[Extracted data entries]
>> Start

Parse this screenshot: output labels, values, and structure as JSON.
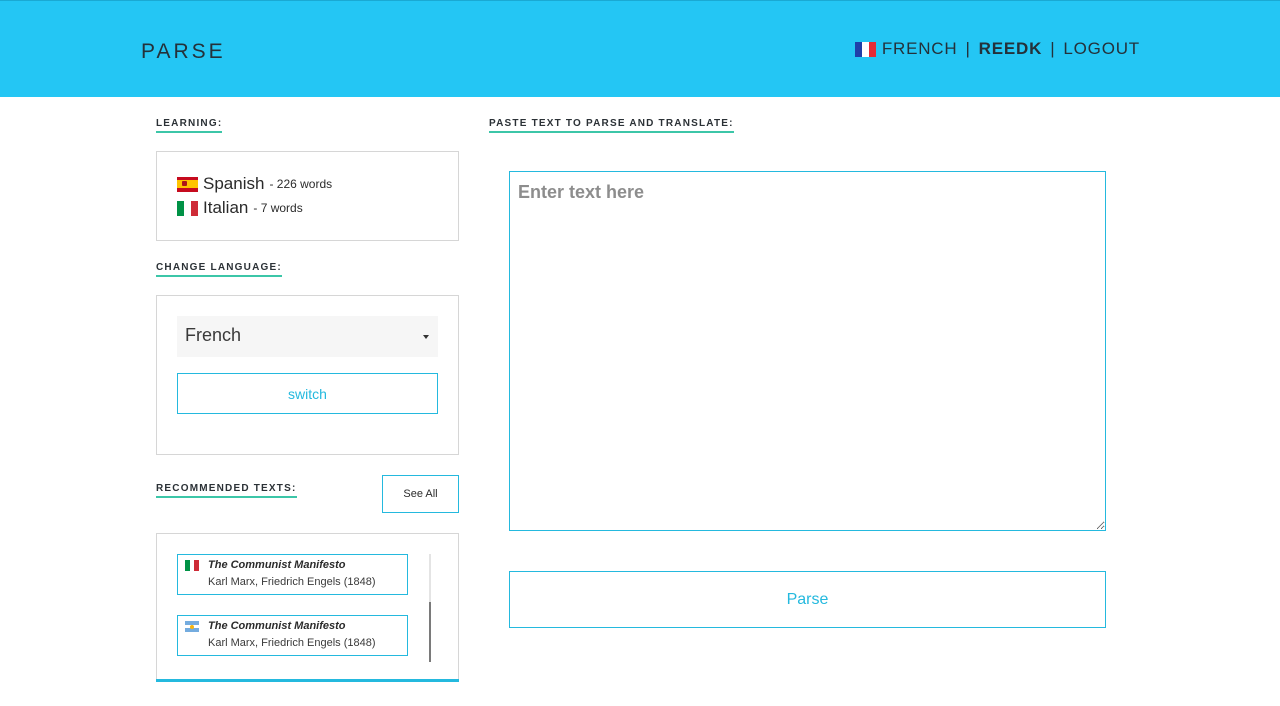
{
  "header": {
    "logo": "PARSE",
    "language": "FRENCH",
    "separator": "|",
    "username": "REEDK",
    "logout": "LOGOUT"
  },
  "learning": {
    "title": "LEARNING:",
    "languages": [
      {
        "name": "Spanish",
        "count": "- 226 words",
        "flag": "spain-flag-icon"
      },
      {
        "name": "Italian",
        "count": "- 7 words",
        "flag": "italy-flag-icon"
      }
    ]
  },
  "change_language": {
    "title": "CHANGE LANGUAGE:",
    "selected": "French",
    "switch_label": "switch"
  },
  "recommended": {
    "title": "RECOMMENDED TEXTS:",
    "see_all": "See All",
    "texts": [
      {
        "title": "The Communist Manifesto",
        "author": "Karl Marx, Friedrich Engels (1848)",
        "flag": "italy-flag-icon"
      },
      {
        "title": "The Communist Manifesto",
        "author": "Karl Marx, Friedrich Engels (1848)",
        "flag": "argentina-flag-icon"
      }
    ]
  },
  "paste": {
    "title": "PASTE TEXT TO PARSE AND TRANSLATE:",
    "placeholder": "Enter text here",
    "value": "",
    "button": "Parse"
  },
  "colors": {
    "header_bg": "#24c6f4",
    "accent": "#24b9de",
    "underline": "#3cc6a8"
  }
}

>> End

Work to be completed>
Print the complete listing exactly, apart from any pictures.

Result of this task>
Parse this screenshot: output labels, values, and structure as JSON.
{
  "header": {
    "logo": "PARSE",
    "language": "FRENCH",
    "separator": "|",
    "username": "REEDK",
    "logout": "LOGOUT"
  },
  "learning": {
    "title": "LEARNING:",
    "languages": [
      {
        "name": "Spanish",
        "count": "- 226 words",
        "flag": "spain-flag-icon"
      },
      {
        "name": "Italian",
        "count": "- 7 words",
        "flag": "italy-flag-icon"
      }
    ]
  },
  "change_language": {
    "title": "CHANGE LANGUAGE:",
    "selected": "French",
    "switch_label": "switch"
  },
  "recommended": {
    "title": "RECOMMENDED TEXTS:",
    "see_all": "See All",
    "texts": [
      {
        "title": "The Communist Manifesto",
        "author": "Karl Marx, Friedrich Engels (1848)",
        "flag": "italy-flag-icon"
      },
      {
        "title": "The Communist Manifesto",
        "author": "Karl Marx, Friedrich Engels (1848)",
        "flag": "argentina-flag-icon"
      }
    ]
  },
  "paste": {
    "title": "PASTE TEXT TO PARSE AND TRANSLATE:",
    "placeholder": "Enter text here",
    "value": "",
    "button": "Parse"
  },
  "colors": {
    "header_bg": "#24c6f4",
    "accent": "#24b9de",
    "underline": "#3cc6a8"
  }
}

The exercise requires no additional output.